WHAT IS REQUIRED: Extract the lines starting with the one that contains "630, 442, 654]" and going on through the one that contains "474, 516, 498]", reproducing each exactly.

RECORDS SUPPLIED:
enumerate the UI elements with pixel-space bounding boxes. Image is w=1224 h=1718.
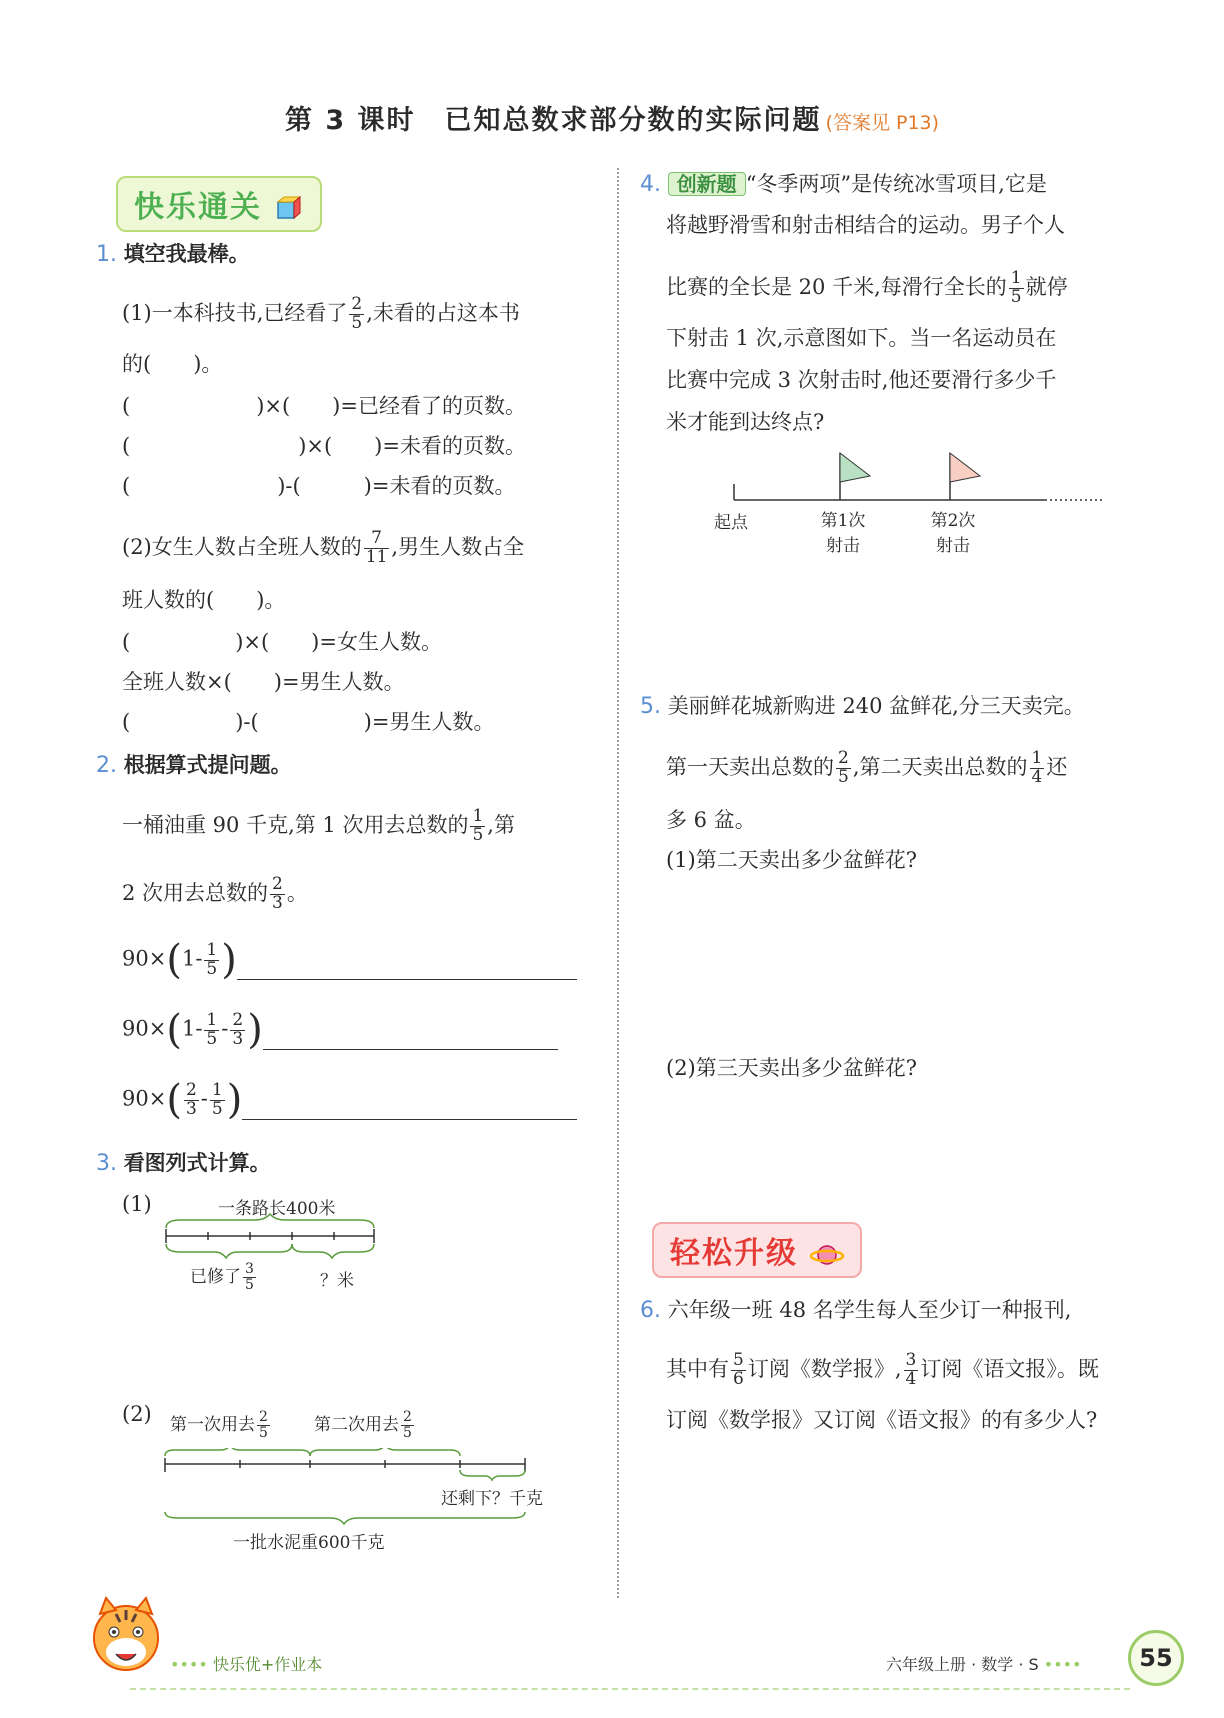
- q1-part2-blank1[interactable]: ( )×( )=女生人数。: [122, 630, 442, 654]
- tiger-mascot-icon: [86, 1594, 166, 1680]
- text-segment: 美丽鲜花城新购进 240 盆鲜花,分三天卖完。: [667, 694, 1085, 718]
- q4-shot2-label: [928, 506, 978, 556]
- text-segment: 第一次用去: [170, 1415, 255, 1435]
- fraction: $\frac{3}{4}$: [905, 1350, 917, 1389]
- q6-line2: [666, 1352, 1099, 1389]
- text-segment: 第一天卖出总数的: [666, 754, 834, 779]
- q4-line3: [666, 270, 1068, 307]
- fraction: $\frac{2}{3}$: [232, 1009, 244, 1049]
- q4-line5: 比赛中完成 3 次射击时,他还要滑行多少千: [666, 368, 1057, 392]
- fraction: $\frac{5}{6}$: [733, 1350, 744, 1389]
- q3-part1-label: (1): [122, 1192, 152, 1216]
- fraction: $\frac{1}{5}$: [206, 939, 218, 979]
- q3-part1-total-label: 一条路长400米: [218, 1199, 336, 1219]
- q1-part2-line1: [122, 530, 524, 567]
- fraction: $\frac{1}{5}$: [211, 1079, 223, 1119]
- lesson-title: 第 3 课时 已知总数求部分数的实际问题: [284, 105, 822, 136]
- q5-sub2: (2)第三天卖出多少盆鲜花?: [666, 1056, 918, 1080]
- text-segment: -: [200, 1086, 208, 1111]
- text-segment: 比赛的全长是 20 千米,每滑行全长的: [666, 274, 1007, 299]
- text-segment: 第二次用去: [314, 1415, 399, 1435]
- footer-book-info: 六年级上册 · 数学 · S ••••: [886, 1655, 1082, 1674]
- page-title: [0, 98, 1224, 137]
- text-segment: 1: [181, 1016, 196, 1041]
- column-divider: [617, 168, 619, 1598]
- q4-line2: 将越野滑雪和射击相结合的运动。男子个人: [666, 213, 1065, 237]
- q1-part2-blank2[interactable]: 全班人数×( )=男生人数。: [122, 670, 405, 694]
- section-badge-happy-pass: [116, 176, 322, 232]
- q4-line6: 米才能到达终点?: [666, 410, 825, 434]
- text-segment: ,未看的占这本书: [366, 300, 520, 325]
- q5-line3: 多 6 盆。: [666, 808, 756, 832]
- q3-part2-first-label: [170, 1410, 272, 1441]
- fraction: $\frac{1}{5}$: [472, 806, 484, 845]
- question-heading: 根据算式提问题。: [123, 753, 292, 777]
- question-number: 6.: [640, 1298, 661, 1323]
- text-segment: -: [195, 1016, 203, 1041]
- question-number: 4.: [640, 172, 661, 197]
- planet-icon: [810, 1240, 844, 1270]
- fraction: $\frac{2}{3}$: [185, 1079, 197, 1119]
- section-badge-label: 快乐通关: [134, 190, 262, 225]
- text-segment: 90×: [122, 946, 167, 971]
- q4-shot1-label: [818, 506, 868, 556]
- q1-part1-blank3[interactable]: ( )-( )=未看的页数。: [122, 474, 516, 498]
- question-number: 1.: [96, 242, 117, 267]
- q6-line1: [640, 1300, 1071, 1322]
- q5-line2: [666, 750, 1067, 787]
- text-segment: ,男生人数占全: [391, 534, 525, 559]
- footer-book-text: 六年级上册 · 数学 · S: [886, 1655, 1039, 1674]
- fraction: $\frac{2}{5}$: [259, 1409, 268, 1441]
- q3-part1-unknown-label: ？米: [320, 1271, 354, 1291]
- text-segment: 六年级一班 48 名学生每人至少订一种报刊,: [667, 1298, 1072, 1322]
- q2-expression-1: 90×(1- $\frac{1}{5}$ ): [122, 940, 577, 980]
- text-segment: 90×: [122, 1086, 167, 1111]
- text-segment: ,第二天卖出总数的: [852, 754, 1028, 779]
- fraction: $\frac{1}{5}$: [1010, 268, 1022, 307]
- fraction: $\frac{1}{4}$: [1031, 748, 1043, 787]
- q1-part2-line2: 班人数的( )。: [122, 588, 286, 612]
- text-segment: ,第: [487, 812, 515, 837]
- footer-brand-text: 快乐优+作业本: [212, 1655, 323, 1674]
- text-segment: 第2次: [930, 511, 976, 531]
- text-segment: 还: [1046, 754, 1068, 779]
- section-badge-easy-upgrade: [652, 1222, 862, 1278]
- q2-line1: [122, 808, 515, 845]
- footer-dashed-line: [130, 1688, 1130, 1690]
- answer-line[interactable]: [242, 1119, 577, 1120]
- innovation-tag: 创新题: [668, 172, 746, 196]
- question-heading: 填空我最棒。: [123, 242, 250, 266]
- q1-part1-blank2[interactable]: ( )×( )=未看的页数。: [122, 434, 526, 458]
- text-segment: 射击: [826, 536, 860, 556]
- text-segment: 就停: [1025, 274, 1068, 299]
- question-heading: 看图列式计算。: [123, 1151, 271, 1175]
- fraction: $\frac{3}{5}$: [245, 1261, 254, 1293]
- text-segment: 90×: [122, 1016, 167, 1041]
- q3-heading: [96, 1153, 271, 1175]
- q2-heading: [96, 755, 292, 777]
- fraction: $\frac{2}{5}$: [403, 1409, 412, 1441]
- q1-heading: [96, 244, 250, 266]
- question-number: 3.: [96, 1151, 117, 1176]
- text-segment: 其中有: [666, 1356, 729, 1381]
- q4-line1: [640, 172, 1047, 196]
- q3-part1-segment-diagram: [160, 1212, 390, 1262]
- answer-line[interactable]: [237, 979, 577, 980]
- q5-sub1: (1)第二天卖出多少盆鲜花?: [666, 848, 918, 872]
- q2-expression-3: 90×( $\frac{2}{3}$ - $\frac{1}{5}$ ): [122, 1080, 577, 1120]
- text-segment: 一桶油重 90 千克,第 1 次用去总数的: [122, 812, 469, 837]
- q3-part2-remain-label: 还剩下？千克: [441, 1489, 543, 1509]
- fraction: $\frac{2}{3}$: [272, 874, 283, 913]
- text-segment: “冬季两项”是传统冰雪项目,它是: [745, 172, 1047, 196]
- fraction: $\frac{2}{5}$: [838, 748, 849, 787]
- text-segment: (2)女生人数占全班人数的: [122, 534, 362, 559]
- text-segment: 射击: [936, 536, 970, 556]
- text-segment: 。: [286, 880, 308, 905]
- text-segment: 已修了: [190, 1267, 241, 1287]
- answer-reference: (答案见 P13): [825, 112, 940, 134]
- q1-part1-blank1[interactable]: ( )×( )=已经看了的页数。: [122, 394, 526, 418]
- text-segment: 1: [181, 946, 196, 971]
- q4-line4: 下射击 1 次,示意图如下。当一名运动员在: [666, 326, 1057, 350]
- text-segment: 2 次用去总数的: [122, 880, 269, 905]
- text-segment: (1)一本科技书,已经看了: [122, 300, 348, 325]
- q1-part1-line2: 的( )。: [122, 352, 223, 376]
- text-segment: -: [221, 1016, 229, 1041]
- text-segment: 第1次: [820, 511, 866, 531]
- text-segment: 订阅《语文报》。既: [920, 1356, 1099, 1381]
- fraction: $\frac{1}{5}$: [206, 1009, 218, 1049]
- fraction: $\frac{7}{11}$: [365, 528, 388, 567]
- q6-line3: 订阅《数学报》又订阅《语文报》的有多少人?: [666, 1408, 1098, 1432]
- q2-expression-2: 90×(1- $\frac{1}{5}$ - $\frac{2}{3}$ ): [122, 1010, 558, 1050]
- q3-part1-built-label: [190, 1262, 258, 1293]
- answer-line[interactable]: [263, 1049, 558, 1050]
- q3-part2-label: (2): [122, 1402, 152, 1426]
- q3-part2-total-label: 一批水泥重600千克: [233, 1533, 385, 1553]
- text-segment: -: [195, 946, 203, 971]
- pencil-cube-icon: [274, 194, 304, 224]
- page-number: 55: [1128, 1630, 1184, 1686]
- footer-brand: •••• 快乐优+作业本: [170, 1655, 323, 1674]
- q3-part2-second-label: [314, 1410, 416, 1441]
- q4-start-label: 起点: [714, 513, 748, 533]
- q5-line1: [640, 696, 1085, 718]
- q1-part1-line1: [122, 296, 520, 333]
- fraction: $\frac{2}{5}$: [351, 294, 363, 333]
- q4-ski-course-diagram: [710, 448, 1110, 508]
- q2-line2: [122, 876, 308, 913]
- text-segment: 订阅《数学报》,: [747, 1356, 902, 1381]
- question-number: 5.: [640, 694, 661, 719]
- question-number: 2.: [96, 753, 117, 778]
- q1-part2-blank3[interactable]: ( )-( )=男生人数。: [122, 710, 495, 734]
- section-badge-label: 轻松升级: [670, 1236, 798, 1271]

ANSWER TO THIS EXERCISE:
- q1-part2-blank1[interactable]: ( )×( )=女生人数。: [122, 630, 442, 654]
- tiger-mascot-icon: [86, 1594, 166, 1680]
- text-segment: 美丽鲜花城新购进 240 盆鲜花,分三天卖完。: [667, 694, 1085, 718]
- q4-shot2-label: [928, 506, 978, 556]
- text-segment: 第一次用去: [170, 1415, 255, 1435]
- fraction: $\frac{3}{4}$: [905, 1350, 917, 1389]
- q6-line2: [666, 1352, 1099, 1389]
- text-segment: 第一天卖出总数的: [666, 754, 834, 779]
- q4-line3: [666, 270, 1068, 307]
- fraction: $\frac{2}{3}$: [232, 1009, 244, 1049]
- q4-line5: 比赛中完成 3 次射击时,他还要滑行多少千: [666, 368, 1057, 392]
- fraction: $\frac{5}{6}$: [733, 1350, 744, 1389]
- q3-part1-label: (1): [122, 1192, 152, 1216]
- fraction: $\frac{1}{5}$: [206, 939, 218, 979]
- q3-part1-total-label: 一条路长400米: [218, 1199, 336, 1219]
- q1-part2-line1: [122, 530, 524, 567]
- fraction: $\frac{1}{5}$: [211, 1079, 223, 1119]
- lesson-title: 第 3 课时 已知总数求部分数的实际问题: [284, 105, 822, 136]
- q5-sub2: (2)第三天卖出多少盆鲜花?: [666, 1056, 918, 1080]
- text-segment: -: [200, 1086, 208, 1111]
- text-segment: 比赛的全长是 20 千米,每滑行全长的: [666, 274, 1007, 299]
- text-segment: 第二次用去: [314, 1415, 399, 1435]
- footer-book-info: 六年级上册 · 数学 · S ••••: [886, 1655, 1082, 1674]
- page-title: [0, 98, 1224, 137]
- text-segment: 1: [181, 1016, 196, 1041]
- column-divider: [617, 168, 619, 1598]
- q4-line2: 将越野滑雪和射击相结合的运动。男子个人: [666, 213, 1065, 237]
- q1-part2-blank2[interactable]: 全班人数×( )=男生人数。: [122, 670, 405, 694]
- section-badge-happy-pass: [116, 176, 322, 232]
- q4-line6: 米才能到达终点?: [666, 410, 825, 434]
- text-segment: ,未看的占这本书: [366, 300, 520, 325]
- q5-line3: 多 6 盆。: [666, 808, 756, 832]
- q3-part2-first-label: [170, 1410, 272, 1441]
- fraction: $\frac{1}{5}$: [472, 806, 484, 845]
- question-heading: 根据算式提问题。: [123, 753, 292, 777]
- question-number: 6.: [640, 1298, 661, 1323]
- text-segment: -: [195, 1016, 203, 1041]
- question-number: 4.: [640, 172, 661, 197]
- planet-icon: [810, 1240, 844, 1270]
- fraction: $\frac{2}{3}$: [185, 1079, 197, 1119]
- section-badge-label: 快乐通关: [134, 190, 262, 225]
- text-segment: 90×: [122, 946, 167, 971]
- q4-shot1-label: [818, 506, 868, 556]
- q1-part1-blank3[interactable]: ( )-( )=未看的页数。: [122, 474, 516, 498]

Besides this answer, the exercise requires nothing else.